> [Direction]:
Show each line that has the string "image" in it.
═══ Information provided ═══
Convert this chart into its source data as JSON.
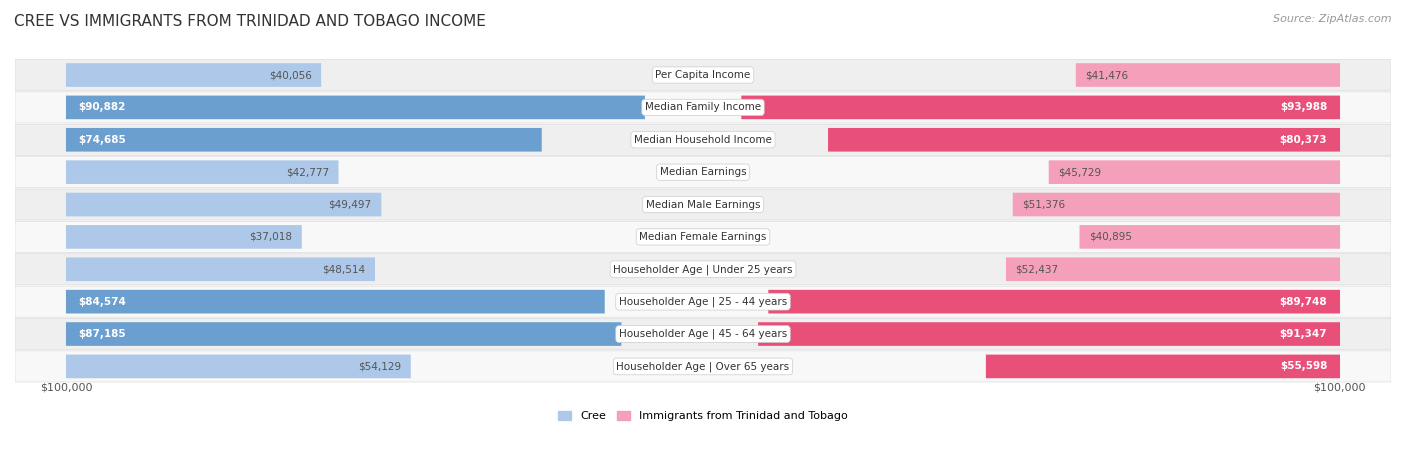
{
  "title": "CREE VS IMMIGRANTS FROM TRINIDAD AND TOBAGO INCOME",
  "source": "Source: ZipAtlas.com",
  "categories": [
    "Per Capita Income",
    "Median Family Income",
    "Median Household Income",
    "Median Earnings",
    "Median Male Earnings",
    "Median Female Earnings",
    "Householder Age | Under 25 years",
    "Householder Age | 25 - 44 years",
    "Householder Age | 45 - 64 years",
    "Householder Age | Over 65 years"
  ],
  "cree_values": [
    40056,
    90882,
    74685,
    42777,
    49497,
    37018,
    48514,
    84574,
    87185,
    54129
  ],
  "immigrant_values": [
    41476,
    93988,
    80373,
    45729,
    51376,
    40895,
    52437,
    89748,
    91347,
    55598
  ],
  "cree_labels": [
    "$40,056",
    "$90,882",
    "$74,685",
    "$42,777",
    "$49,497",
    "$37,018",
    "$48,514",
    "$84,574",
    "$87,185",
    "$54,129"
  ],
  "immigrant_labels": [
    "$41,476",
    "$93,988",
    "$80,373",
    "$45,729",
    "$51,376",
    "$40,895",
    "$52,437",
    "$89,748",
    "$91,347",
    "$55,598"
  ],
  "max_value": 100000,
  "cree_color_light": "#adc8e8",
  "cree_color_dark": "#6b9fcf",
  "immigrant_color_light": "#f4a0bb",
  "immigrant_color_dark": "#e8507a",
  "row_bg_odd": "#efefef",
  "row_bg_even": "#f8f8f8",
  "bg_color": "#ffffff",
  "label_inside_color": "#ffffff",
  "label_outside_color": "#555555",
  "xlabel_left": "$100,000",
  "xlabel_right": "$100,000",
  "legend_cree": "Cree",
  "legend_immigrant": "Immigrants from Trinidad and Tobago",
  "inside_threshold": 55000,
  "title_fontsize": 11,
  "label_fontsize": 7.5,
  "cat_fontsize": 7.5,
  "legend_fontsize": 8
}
═══
═══ Information provided ═══
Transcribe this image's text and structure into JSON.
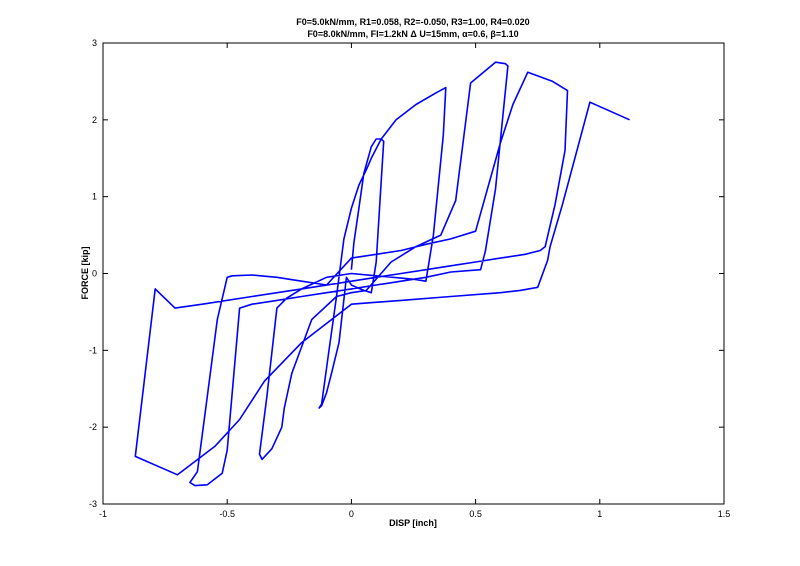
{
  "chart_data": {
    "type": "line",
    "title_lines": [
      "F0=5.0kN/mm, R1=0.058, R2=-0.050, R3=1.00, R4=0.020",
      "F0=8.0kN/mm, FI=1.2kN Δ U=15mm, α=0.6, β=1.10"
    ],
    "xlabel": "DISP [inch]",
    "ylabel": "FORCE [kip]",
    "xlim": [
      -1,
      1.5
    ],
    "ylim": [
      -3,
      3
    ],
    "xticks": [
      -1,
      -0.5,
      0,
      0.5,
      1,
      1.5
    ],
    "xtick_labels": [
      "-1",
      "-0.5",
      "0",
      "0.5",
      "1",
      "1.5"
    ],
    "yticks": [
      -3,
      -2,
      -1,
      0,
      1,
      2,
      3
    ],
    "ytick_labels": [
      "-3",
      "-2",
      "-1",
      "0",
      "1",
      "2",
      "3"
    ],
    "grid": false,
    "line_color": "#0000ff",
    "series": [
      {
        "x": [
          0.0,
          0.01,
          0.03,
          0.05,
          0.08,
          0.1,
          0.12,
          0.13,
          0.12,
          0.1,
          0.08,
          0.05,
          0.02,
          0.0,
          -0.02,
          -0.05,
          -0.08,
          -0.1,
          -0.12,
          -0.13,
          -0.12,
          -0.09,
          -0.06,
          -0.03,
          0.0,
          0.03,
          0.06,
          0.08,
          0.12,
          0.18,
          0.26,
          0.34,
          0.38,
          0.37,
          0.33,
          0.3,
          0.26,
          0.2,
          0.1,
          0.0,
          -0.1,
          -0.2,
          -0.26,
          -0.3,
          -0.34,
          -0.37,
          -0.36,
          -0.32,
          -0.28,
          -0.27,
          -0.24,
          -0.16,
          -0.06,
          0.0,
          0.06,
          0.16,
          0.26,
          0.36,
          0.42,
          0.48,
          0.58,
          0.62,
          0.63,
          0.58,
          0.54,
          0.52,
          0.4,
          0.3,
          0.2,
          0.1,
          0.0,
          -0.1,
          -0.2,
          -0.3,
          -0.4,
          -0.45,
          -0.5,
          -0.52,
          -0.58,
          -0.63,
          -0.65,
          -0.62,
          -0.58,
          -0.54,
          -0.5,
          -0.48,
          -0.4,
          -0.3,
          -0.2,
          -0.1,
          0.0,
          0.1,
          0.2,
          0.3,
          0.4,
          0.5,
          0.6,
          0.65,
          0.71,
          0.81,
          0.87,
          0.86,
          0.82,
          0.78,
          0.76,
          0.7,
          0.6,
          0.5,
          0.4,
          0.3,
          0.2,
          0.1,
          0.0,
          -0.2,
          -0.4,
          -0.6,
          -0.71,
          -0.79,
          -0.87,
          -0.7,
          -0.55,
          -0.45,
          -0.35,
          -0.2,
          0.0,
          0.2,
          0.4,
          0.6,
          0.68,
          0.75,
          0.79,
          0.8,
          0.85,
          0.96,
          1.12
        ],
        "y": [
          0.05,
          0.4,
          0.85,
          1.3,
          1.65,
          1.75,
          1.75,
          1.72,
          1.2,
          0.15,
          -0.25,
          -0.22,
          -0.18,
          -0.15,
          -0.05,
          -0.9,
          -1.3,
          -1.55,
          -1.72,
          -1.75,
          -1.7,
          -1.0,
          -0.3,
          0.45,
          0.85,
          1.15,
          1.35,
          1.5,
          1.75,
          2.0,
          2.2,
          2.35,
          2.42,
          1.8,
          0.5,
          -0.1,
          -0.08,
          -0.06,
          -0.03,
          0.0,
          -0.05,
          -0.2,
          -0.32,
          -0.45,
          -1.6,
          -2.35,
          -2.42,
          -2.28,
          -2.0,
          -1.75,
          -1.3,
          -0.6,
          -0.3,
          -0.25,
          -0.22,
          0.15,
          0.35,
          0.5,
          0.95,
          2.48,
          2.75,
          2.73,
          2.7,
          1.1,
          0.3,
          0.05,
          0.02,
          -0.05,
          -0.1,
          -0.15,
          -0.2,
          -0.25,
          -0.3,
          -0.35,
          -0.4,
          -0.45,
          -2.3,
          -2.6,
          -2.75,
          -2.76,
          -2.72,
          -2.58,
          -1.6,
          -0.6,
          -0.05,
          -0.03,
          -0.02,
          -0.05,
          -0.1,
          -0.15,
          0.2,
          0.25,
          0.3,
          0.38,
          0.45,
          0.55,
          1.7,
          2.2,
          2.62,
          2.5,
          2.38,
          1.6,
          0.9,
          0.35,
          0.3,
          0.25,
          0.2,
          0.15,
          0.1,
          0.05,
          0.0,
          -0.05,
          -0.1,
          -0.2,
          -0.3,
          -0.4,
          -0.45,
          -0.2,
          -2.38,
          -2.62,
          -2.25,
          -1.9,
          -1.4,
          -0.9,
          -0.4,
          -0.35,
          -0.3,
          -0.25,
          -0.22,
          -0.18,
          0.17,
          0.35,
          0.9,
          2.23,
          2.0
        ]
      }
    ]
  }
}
═══
═══ Information provided ═══
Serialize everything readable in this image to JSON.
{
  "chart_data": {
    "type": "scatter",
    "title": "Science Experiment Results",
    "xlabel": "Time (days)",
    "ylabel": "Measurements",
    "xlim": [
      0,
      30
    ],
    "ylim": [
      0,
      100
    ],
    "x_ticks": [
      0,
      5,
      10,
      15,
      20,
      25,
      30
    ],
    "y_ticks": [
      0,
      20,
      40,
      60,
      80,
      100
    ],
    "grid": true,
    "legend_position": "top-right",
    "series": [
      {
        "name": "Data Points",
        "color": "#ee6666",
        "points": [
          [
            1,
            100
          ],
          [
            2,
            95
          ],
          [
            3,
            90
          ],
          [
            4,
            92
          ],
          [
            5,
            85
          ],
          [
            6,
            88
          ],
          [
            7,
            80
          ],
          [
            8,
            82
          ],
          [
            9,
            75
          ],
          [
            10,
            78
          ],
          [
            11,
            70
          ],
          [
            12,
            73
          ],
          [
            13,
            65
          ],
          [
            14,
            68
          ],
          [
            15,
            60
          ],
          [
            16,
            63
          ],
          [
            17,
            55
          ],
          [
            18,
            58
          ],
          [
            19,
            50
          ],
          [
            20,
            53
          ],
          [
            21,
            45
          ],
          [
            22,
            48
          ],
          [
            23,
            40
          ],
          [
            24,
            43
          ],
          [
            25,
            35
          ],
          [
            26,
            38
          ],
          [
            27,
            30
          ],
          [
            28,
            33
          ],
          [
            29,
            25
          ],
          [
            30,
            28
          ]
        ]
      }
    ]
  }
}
═══
> [Written response]:
Transcribe this image's text and structure into JSON.
Serialize everything readable in this image to JSON.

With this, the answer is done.